### WORK TO COMPLETE:
Retype every entry exactly, character for character.

### STORED ROWS:

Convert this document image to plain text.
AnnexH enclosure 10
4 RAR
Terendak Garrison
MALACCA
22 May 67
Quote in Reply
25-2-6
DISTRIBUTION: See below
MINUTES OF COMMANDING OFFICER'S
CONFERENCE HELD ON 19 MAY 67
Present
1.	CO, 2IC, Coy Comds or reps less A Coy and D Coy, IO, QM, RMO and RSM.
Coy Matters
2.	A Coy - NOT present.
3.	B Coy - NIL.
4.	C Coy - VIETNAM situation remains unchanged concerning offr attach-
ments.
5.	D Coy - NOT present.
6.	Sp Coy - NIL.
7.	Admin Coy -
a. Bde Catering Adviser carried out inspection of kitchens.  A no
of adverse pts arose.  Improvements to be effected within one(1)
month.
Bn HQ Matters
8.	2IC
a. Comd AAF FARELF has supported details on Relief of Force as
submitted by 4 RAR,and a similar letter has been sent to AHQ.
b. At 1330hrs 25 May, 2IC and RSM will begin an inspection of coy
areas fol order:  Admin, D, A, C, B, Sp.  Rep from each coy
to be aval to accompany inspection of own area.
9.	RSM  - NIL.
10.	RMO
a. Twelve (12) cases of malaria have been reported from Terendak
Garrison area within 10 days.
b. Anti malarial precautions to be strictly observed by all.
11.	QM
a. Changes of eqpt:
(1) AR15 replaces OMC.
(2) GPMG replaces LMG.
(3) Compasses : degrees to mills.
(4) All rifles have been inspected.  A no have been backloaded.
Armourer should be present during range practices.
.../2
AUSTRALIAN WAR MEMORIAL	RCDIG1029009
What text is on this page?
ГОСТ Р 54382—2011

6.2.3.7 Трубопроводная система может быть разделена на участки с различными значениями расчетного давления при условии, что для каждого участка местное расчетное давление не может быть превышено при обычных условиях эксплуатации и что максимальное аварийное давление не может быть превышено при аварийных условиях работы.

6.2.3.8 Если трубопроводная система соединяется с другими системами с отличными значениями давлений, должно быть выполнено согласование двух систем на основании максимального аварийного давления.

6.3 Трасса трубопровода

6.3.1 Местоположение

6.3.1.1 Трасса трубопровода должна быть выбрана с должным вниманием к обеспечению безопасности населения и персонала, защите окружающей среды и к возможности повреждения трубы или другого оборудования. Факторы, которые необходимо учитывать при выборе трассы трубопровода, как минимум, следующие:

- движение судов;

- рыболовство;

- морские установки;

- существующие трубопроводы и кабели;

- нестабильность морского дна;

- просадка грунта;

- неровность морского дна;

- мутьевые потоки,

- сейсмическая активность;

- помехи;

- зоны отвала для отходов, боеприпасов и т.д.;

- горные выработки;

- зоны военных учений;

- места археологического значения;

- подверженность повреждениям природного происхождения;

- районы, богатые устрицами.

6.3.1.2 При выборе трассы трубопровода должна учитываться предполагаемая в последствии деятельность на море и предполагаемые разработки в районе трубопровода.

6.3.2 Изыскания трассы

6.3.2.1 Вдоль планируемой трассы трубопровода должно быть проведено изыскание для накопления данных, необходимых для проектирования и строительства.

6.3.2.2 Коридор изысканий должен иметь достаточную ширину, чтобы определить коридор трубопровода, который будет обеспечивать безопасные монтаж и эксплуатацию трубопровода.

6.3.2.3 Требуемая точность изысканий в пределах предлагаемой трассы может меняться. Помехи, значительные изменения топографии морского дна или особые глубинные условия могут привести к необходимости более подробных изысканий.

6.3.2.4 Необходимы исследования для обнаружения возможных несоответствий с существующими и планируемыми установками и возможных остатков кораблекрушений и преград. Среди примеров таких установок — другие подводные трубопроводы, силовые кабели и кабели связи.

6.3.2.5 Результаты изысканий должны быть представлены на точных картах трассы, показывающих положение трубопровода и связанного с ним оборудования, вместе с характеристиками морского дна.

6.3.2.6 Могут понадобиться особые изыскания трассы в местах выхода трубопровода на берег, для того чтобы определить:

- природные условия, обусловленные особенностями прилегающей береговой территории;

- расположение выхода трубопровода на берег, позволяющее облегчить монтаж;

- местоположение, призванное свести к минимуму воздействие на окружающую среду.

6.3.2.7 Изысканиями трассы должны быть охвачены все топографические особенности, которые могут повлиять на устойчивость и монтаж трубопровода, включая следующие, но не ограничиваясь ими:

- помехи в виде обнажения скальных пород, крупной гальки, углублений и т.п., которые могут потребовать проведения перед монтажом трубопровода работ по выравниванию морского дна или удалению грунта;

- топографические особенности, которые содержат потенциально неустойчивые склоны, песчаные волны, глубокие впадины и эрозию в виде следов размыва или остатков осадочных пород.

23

### TASK RESULT:
Convert this document image to plain text.
AnnexH enclosure 10
4 RAR
Terendak Garrison
MALACCA
22 May 67
Quote in Reply
25-2-6
DISTRIBUTION: See below
MINUTES OF COMMANDING OFFICER'S
CONFERENCE HELD ON 19 MAY 67
Present
1.	CO, 2IC, Coy Comds or reps less A Coy and D Coy, IO, QM, RMO and RSM.
Coy Matters
2.	A Coy - NOT present.
3.	B Coy - NIL.
4.	C Coy - VIETNAM situation remains unchanged concerning offr attach-
ments.
5.	D Coy - NOT present.
6.	Sp Coy - NIL.
7.	Admin Coy -
a. Bde Catering Adviser carried out inspection of kitchens.  A no
of adverse pts arose.  Improvements to be effected within one(1)
month.
Bn HQ Matters
8.	2IC
a. Comd AAF FARELF has supported details on Relief of Force as
submitted by 4 RAR,and a similar letter has been sent to AHQ.
b. At 1330hrs 25 May, 2IC and RSM will begin an inspection of coy
areas fol order:  Admin, D, A, C, B, Sp.  Rep from each coy
to be aval to accompany inspection of own area.
9.	RSM  - NIL.
10.	RMO
a. Twelve (12) cases of malaria have been reported from Terendak
Garrison area within 10 days.
b. Anti malarial precautions to be strictly observed by all.
11.	QM
a. Changes of eqpt:
(1) AR15 replaces OMC.
(2) GPMG replaces LMG.
(3) Compasses : degrees to mills.
(4) All rifles have been inspected.  A no have been backloaded.
Armourer should be present during range practices.
.../2
AUSTRALIAN WAR MEMORIAL	RCDIG1029009
What text is on this page?
ГОСТ Р 54382—2011

6.2.3.7 Трубопроводная система может быть разделена на участки с различными значениями расчетного давления при условии, что для каждого участка местное расчетное давление не может быть превышено при обычных условиях эксплуатации и что максимальное аварийное давление не может быть превышено при аварийных условиях работы.

6.2.3.8 Если трубопроводная система соединяется с другими системами с отличными значениями давлений, должно быть выполнено согласование двух систем на основании максимального аварийного давления.

6.3 Трасса трубопровода

6.3.1 Местоположение

6.3.1.1 Трасса трубопровода должна быть выбрана с должным вниманием к обеспечению безопасности населения и персонала, защите окружающей среды и к возможности повреждения трубы или другого оборудования. Факторы, которые необходимо учитывать при выборе трассы трубопровода, как минимум, следующие:

- движение судов;

- рыболовство;

- морские установки;

- существующие трубопроводы и кабели;

- нестабильность морского дна;

- просадка грунта;

- неровность морского дна;

- мутьевые потоки,

- сейсмическая активность;

- помехи;

- зоны отвала для отходов, боеприпасов и т.д.;

- горные выработки;

- зоны военных учений;

- места археологического значения;

- подверженность повреждениям природного происхождения;

- районы, богатые устрицами.

6.3.1.2 При выборе трассы трубопровода должна учитываться предполагаемая в последствии деятельность на море и предполагаемые разработки в районе трубопровода.

6.3.2 Изыскания трассы

6.3.2.1 Вдоль планируемой трассы трубопровода должно быть проведено изыскание для накопления данных, необходимых для проектирования и строительства.

6.3.2.2 Коридор изысканий должен иметь достаточную ширину, чтобы определить коридор трубопровода, который будет обеспечивать безопасные монтаж и эксплуатацию трубопровода.

6.3.2.3 Требуемая точность изысканий в пределах предлагаемой трассы может меняться. Помехи, значительные изменения топографии морского дна или особые глубинные условия могут привести к необходимости более подробных изысканий.

6.3.2.4 Необходимы исследования для обнаружения возможных несоответствий с существующими и планируемыми установками и возможных остатков кораблекрушений и преград. Среди примеров таких установок — другие подводные трубопроводы, силовые кабели и кабели связи.

6.3.2.5 Результаты изысканий должны быть представлены на точных картах трассы, показывающих положение трубопровода и связанного с ним оборудования, вместе с характеристиками морского дна.

6.3.2.6 Могут понадобиться особые изыскания трассы в местах выхода трубопровода на берег, для того чтобы определить:

- природные условия, обусловленные особенностями прилегающей береговой территории;

- расположение выхода трубопровода на берег, позволяющее облегчить монтаж;

- местоположение, призванное свести к минимуму воздействие на окружающую среду.

6.3.2.7 Изысканиями трассы должны быть охвачены все топографические особенности, которые могут повлиять на устойчивость и монтаж трубопровода, включая следующие, но не ограничиваясь ими:

- помехи в виде обнажения скальных пород, крупной гальки, углублений и т.п., которые могут потребовать проведения перед монтажом трубопровода работ по выравниванию морского дна или удалению грунта;

- топографические особенности, которые содержат потенциально неустойчивые склоны, песчаные волны, глубокие впадины и эрозию в виде следов размыва или остатков осадочных пород.

23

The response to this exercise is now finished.